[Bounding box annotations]
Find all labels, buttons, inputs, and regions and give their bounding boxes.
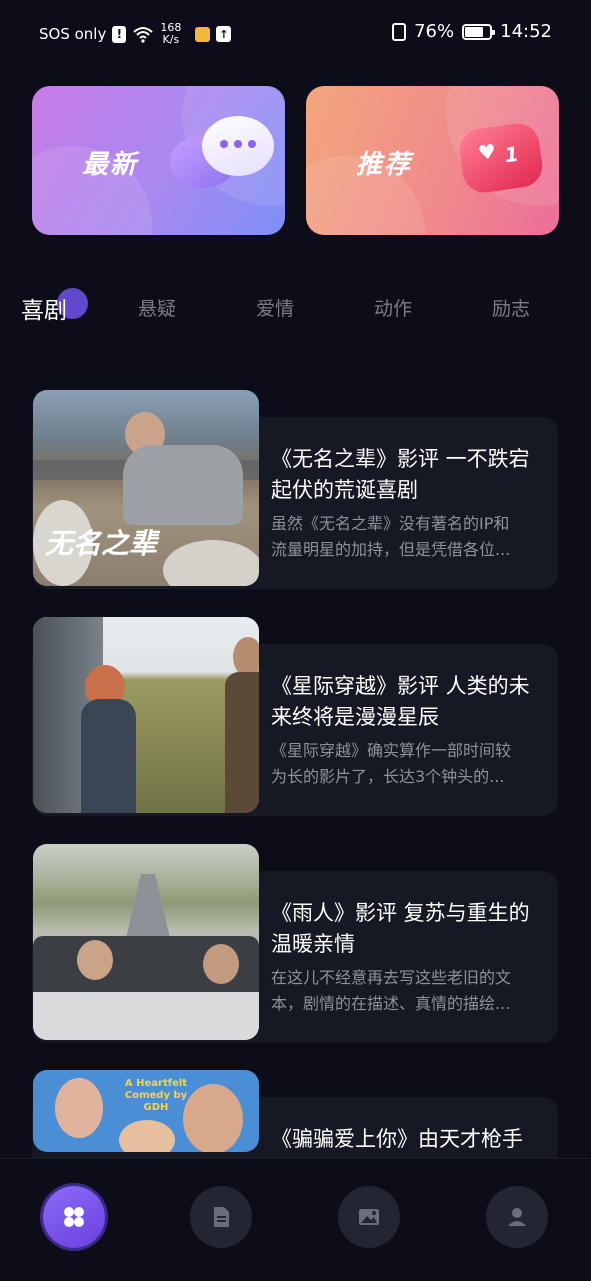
tab-action[interactable]: 动作	[374, 294, 412, 321]
movie-poster	[33, 617, 259, 813]
status-right: 76% 14:52	[392, 21, 552, 42]
battery-icon	[462, 23, 496, 40]
net-speed-unit: K/s	[162, 33, 180, 46]
upload-icon: ↑	[216, 26, 232, 42]
status-left: SOS only ! 168 K/s ↑	[39, 22, 232, 46]
tab-comedy[interactable]: 喜剧	[21, 291, 67, 325]
movie-poster: A Heartfelt Comedy by GDH	[33, 1070, 259, 1152]
list-item[interactable]: 无名之辈 《无名之辈》影评 一不跌宕起伏的荒诞喜剧 虽然《无名之辈》没有著名的I…	[32, 390, 558, 590]
article-summary: 《星际穿越》确实算作一部时间较 为长的影片了，长达3个钟头的...	[271, 738, 543, 790]
article-summary: 虽然《无名之辈》没有著名的IP和 流量明星的加持，但是凭借各位...	[271, 511, 543, 563]
list-item[interactable]: 《雨人》影评 复苏与重生的温暖亲情 在这儿不经意再去写这些老旧的文 本，剧情的在…	[32, 844, 558, 1044]
net-speed: 168 K/s	[160, 22, 181, 46]
nav-home-button[interactable]	[43, 1186, 105, 1248]
tab-romance[interactable]: 爱情	[256, 294, 294, 321]
status-bar: SOS only ! 168 K/s ↑ 76% 14:52	[0, 0, 591, 66]
battery-percent: 76%	[414, 21, 455, 42]
vibrate-icon	[392, 22, 407, 41]
latest-card[interactable]: 最新	[32, 86, 285, 235]
carrier-text: SOS only	[39, 25, 107, 43]
summary-line: 为长的影片了，长达3个钟头的...	[271, 767, 505, 786]
article-title: 《雨人》影评 复苏与重生的温暖亲情	[271, 901, 530, 956]
summary-line: 在这儿不经意再去写这些老旧的文	[271, 968, 512, 987]
article-title: 《骗骗爱上你》由天才枪手	[271, 1127, 523, 1151]
article-summary: 在这儿不经意再去写这些老旧的文 本，剧情的在描述、真情的描绘...	[271, 965, 543, 1017]
movie-poster: 无名之辈	[33, 390, 259, 586]
clock: 14:52	[500, 21, 552, 42]
recommend-card[interactable]: 推荐 ♥ 1	[306, 86, 559, 235]
profile-icon	[508, 1208, 526, 1226]
summary-line: 流量明星的加持，但是凭借各位...	[271, 540, 511, 559]
poster-tagline: A Heartfelt Comedy by GDH	[124, 1078, 188, 1113]
recommend-badge: 1	[503, 141, 521, 168]
movie-poster	[33, 844, 259, 1040]
document-icon	[214, 1207, 229, 1227]
latest-card-label: 最新	[82, 150, 139, 180]
heart-bubble-icon: ♥ 1	[456, 120, 546, 196]
list-item[interactable]: 《星际穿越》影评 人类的未来终将是漫漫星辰 《星际穿越》确实算作一部时间较 为长…	[32, 617, 558, 817]
nav-articles-button[interactable]	[190, 1186, 252, 1248]
poster-title: 无名之辈	[45, 527, 158, 560]
tab-inspirational[interactable]: 励志	[492, 294, 530, 321]
alert-icon: !	[112, 25, 127, 43]
notes-app-icon	[195, 26, 211, 42]
tab-suspense[interactable]: 悬疑	[138, 294, 176, 321]
wifi-icon	[132, 26, 154, 43]
bottom-nav	[0, 1158, 591, 1281]
genre-tabs: 喜剧 悬疑 爱情 动作 励志	[0, 284, 591, 334]
article-title: 《无名之辈》影评 一不跌宕起伏的荒诞喜剧	[271, 447, 530, 502]
grid-icon	[64, 1207, 84, 1227]
recommend-card-label: 推荐	[356, 150, 413, 180]
article-title: 《星际穿越》影评 人类的未来终将是漫漫星辰	[271, 674, 530, 729]
nav-profile-button[interactable]	[486, 1186, 548, 1248]
summary-line: 虽然《无名之辈》没有著名的IP和	[271, 514, 510, 533]
image-icon	[359, 1209, 379, 1225]
summary-line: 《星际穿越》确实算作一部时间较	[271, 741, 512, 760]
nav-gallery-button[interactable]	[338, 1186, 400, 1248]
summary-line: 本，剧情的在描述、真情的描绘...	[271, 994, 511, 1013]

STATED GOAL
Convert every line of the items above into a JSON list of strings, one string per line, skipping blank lines and leaving out the pictures.

EXPECTED ANSWER
[
  "Find all labels, buttons, inputs, and regions and give their bounding boxes.",
  "tab-action[interactable]: 动作\t[374, 294, 412, 321]",
  "movie-poster\t[33, 617, 259, 813]",
  "status-right: 76% 14:52\t[392, 21, 552, 42]",
  "battery-icon\t[462, 23, 496, 40]",
  "net-speed-unit: K/s\t[162, 33, 180, 46]",
  "upload-icon: ↑\t[216, 26, 232, 42]",
  "status-left: SOS only ! 168 K/s ↑\t[39, 22, 232, 46]",
  "tab-comedy[interactable]: 喜剧\t[21, 291, 67, 325]",
  "movie-poster: A Heartfelt Comedy by GDH\t[33, 1070, 259, 1152]",
  "list-item[interactable]: 无名之辈 《无名之辈》影评 一不跌宕起伏的荒诞喜剧 虽然《无名之辈》没有著名的I…\t[32, 390, 558, 590]",
  "article-summary: 《星际穿越》确实算作一部时间较 为长的影片了，长达3个钟头的...\t[271, 738, 543, 790]",
  "article-summary: 虽然《无名之辈》没有著名的IP和 流量明星的加持，但是凭借各位...\t[271, 511, 543, 563]",
  "list-item[interactable]: 《雨人》影评 复苏与重生的温暖亲情 在这儿不经意再去写这些老旧的文 本，剧情的在…\t[32, 844, 558, 1044]",
  "net-speed: 168 K/s\t[160, 22, 181, 46]",
  "nav-home-button[interactable]\t[43, 1186, 105, 1248]",
  "tab-romance[interactable]: 爱情\t[256, 294, 294, 321]",
  "status-bar: SOS only ! 168 K/s ↑ 76% 14:52\t[0, 0, 591, 66]",
  "battery-percent: 76%\t[414, 21, 455, 42]",
  "vibrate-icon\t[392, 22, 407, 41]",
  "latest-card[interactable]: 最新\t[32, 86, 285, 235]",
  "carrier-text: SOS only\t[39, 25, 107, 43]",
  "summary-line: 为长的影片了，长达3个钟头的...\t[271, 767, 505, 786]",
  "article-title: 《雨人》影评 复苏与重生的温暖亲情\t[271, 901, 530, 956]",
  "summary-line: 在这儿不经意再去写这些老旧的文\t[271, 968, 512, 987]",
  "article-title: 《骗骗爱上你》由天才枪手\t[271, 1127, 523, 1151]",
  "article-summary: 在这儿不经意再去写这些老旧的文 本，剧情的在描述、真情的描绘...\t[271, 965, 543, 1017]",
  "movie-poster: 无名之辈\t[33, 390, 259, 586]",
  "clock: 14:52\t[500, 21, 552, 42]",
  "recommend-card[interactable]: 推荐 ♥ 1\t[306, 86, 559, 235]",
  "profile-icon\t[508, 1208, 526, 1226]",
  "summary-line: 流量明星的加持，但是凭借各位...\t[271, 540, 511, 559]",
  "poster-tagline: A Heartfelt Comedy by GDH\t[124, 1078, 188, 1113]",
  "recommend-badge: 1\t[503, 141, 521, 168]",
  "movie-poster\t[33, 844, 259, 1040]",
  "document-icon\t[214, 1207, 229, 1227]",
  "latest-card-label: 最新\t[82, 150, 139, 180]",
  "heart-bubble-icon: ♥ 1\t[456, 120, 546, 196]",
  "list-item[interactable]: 《星际穿越》影评 人类的未来终将是漫漫星辰 《星际穿越》确实算作一部时间较 为长…\t[32, 617, 558, 817]",
  "nav-articles-button[interactable]\t[190, 1186, 252, 1248]",
  "poster-title: 无名之辈\t[45, 527, 158, 560]",
  "tab-inspirational[interactable]: 励志\t[492, 294, 530, 321]",
  "alert-icon: !\t[112, 25, 127, 43]",
  "notes-app-icon\t[195, 26, 211, 42]",
  "tab-suspense[interactable]: 悬疑\t[138, 294, 176, 321]",
  "wifi-icon\t[132, 26, 154, 43]",
  "bottom-nav\t[0, 1158, 591, 1281]",
  "genre-tabs: 喜剧 悬疑 爱情 动作 励志\t[0, 284, 591, 334]",
  "article-title: 《无名之辈》影评 一不跌宕起伏的荒诞喜剧\t[271, 447, 530, 502]",
  "grid-icon\t[64, 1207, 84, 1227]",
  "recommend-card-label: 推荐\t[356, 150, 413, 180]",
  "article-title: 《星际穿越》影评 人类的未来终将是漫漫星辰\t[271, 674, 530, 729]",
  "nav-profile-button[interactable]\t[486, 1186, 548, 1248]",
  "summary-line: 虽然《无名之辈》没有著名的IP和\t[271, 514, 510, 533]",
  "image-icon\t[359, 1209, 379, 1225]",
  "summary-line: 《星际穿越》确实算作一部时间较\t[271, 741, 512, 760]",
  "nav-gallery-button[interactable]\t[338, 1186, 400, 1248]",
  "summary-line: 本，剧情的在描述、真情的描绘...\t[271, 994, 511, 1013]"
]